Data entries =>
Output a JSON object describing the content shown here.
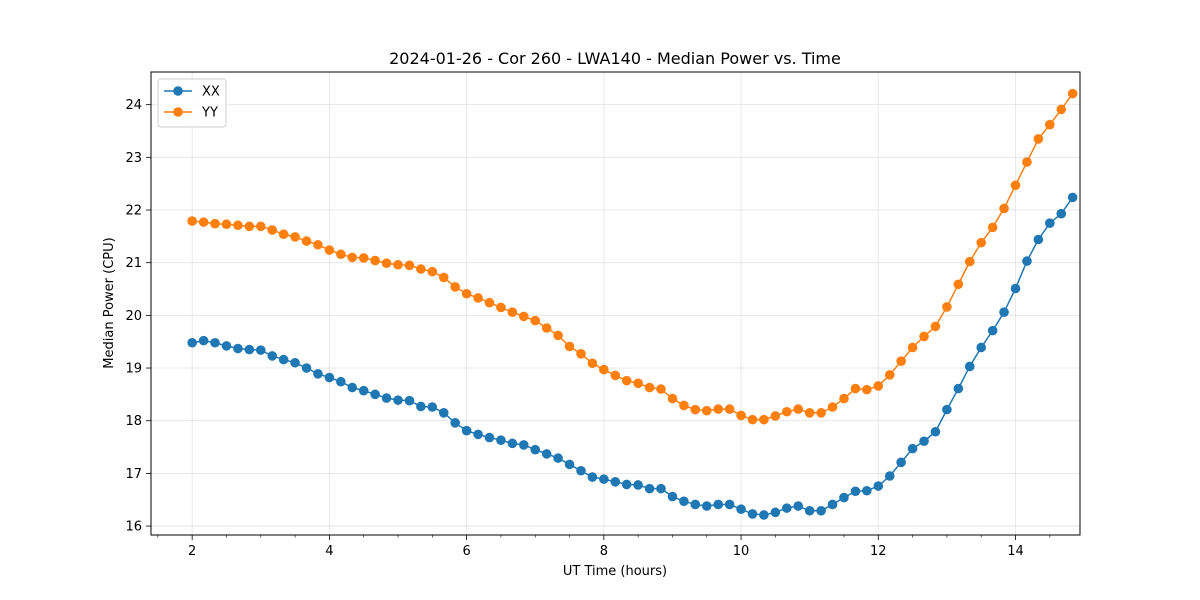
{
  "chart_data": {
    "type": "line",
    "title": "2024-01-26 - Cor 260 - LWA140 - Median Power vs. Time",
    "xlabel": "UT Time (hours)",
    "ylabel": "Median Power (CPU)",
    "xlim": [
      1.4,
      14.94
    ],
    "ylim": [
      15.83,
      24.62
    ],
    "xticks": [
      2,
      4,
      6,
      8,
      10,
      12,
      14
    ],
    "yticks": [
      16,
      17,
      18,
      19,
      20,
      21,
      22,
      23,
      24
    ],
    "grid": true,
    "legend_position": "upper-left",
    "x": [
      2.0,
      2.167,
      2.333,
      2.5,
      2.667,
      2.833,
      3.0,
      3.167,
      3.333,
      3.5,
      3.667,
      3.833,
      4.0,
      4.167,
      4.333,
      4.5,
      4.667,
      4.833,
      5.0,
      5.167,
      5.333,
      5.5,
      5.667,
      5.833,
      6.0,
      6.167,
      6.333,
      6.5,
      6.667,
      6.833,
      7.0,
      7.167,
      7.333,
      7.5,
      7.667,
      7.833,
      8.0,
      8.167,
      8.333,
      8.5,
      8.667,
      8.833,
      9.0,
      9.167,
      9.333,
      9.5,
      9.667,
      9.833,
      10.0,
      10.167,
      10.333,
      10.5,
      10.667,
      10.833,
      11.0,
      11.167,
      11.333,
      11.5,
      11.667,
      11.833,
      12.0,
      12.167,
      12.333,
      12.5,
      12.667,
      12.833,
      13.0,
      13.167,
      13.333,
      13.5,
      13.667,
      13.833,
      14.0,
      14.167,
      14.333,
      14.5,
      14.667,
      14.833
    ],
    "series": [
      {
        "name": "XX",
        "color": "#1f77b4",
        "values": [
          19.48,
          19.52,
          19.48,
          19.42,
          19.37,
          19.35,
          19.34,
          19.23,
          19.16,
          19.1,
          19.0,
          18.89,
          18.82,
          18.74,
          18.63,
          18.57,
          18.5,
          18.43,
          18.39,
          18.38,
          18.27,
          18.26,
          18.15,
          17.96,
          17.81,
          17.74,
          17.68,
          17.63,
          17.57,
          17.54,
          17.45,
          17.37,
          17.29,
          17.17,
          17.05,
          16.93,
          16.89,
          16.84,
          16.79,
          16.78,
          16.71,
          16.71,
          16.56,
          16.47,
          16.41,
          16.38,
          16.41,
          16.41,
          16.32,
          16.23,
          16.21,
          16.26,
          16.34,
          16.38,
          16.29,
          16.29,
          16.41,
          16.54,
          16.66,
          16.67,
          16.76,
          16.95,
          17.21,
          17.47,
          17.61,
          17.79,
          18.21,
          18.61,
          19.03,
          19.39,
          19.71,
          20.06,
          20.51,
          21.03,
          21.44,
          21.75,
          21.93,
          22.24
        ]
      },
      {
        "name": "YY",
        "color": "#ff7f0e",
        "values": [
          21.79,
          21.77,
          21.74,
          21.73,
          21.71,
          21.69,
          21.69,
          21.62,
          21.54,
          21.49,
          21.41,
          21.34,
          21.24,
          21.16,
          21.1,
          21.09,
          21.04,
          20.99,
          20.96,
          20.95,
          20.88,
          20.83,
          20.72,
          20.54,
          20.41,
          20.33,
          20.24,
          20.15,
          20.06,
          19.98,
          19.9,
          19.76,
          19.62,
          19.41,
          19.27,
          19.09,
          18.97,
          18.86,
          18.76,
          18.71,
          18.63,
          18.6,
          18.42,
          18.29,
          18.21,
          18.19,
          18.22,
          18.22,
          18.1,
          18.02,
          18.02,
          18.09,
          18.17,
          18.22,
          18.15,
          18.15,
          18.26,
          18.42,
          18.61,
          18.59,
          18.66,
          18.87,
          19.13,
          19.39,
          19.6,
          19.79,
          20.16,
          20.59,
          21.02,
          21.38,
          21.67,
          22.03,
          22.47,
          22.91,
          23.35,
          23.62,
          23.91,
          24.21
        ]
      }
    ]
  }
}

EXERCISE OBJECTIVE => Leave out the pictures and copy every record above exactly.

RESPONSE FOR THIS EXERCISE =>
Output a JSON object describing the content shown here.
{
  "chart_data": {
    "type": "line",
    "title": "2024-01-26 - Cor 260 - LWA140 - Median Power vs. Time",
    "xlabel": "UT Time (hours)",
    "ylabel": "Median Power (CPU)",
    "xlim": [
      1.4,
      14.94
    ],
    "ylim": [
      15.83,
      24.62
    ],
    "xticks": [
      2,
      4,
      6,
      8,
      10,
      12,
      14
    ],
    "yticks": [
      16,
      17,
      18,
      19,
      20,
      21,
      22,
      23,
      24
    ],
    "grid": true,
    "legend_position": "upper-left",
    "x": [
      2.0,
      2.167,
      2.333,
      2.5,
      2.667,
      2.833,
      3.0,
      3.167,
      3.333,
      3.5,
      3.667,
      3.833,
      4.0,
      4.167,
      4.333,
      4.5,
      4.667,
      4.833,
      5.0,
      5.167,
      5.333,
      5.5,
      5.667,
      5.833,
      6.0,
      6.167,
      6.333,
      6.5,
      6.667,
      6.833,
      7.0,
      7.167,
      7.333,
      7.5,
      7.667,
      7.833,
      8.0,
      8.167,
      8.333,
      8.5,
      8.667,
      8.833,
      9.0,
      9.167,
      9.333,
      9.5,
      9.667,
      9.833,
      10.0,
      10.167,
      10.333,
      10.5,
      10.667,
      10.833,
      11.0,
      11.167,
      11.333,
      11.5,
      11.667,
      11.833,
      12.0,
      12.167,
      12.333,
      12.5,
      12.667,
      12.833,
      13.0,
      13.167,
      13.333,
      13.5,
      13.667,
      13.833,
      14.0,
      14.167,
      14.333,
      14.5,
      14.667,
      14.833
    ],
    "series": [
      {
        "name": "XX",
        "color": "#1f77b4",
        "values": [
          19.48,
          19.52,
          19.48,
          19.42,
          19.37,
          19.35,
          19.34,
          19.23,
          19.16,
          19.1,
          19.0,
          18.89,
          18.82,
          18.74,
          18.63,
          18.57,
          18.5,
          18.43,
          18.39,
          18.38,
          18.27,
          18.26,
          18.15,
          17.96,
          17.81,
          17.74,
          17.68,
          17.63,
          17.57,
          17.54,
          17.45,
          17.37,
          17.29,
          17.17,
          17.05,
          16.93,
          16.89,
          16.84,
          16.79,
          16.78,
          16.71,
          16.71,
          16.56,
          16.47,
          16.41,
          16.38,
          16.41,
          16.41,
          16.32,
          16.23,
          16.21,
          16.26,
          16.34,
          16.38,
          16.29,
          16.29,
          16.41,
          16.54,
          16.66,
          16.67,
          16.76,
          16.95,
          17.21,
          17.47,
          17.61,
          17.79,
          18.21,
          18.61,
          19.03,
          19.39,
          19.71,
          20.06,
          20.51,
          21.03,
          21.44,
          21.75,
          21.93,
          22.24
        ]
      },
      {
        "name": "YY",
        "color": "#ff7f0e",
        "values": [
          21.79,
          21.77,
          21.74,
          21.73,
          21.71,
          21.69,
          21.69,
          21.62,
          21.54,
          21.49,
          21.41,
          21.34,
          21.24,
          21.16,
          21.1,
          21.09,
          21.04,
          20.99,
          20.96,
          20.95,
          20.88,
          20.83,
          20.72,
          20.54,
          20.41,
          20.33,
          20.24,
          20.15,
          20.06,
          19.98,
          19.9,
          19.76,
          19.62,
          19.41,
          19.27,
          19.09,
          18.97,
          18.86,
          18.76,
          18.71,
          18.63,
          18.6,
          18.42,
          18.29,
          18.21,
          18.19,
          18.22,
          18.22,
          18.1,
          18.02,
          18.02,
          18.09,
          18.17,
          18.22,
          18.15,
          18.15,
          18.26,
          18.42,
          18.61,
          18.59,
          18.66,
          18.87,
          19.13,
          19.39,
          19.6,
          19.79,
          20.16,
          20.59,
          21.02,
          21.38,
          21.67,
          22.03,
          22.47,
          22.91,
          23.35,
          23.62,
          23.91,
          24.21
        ]
      }
    ]
  }
}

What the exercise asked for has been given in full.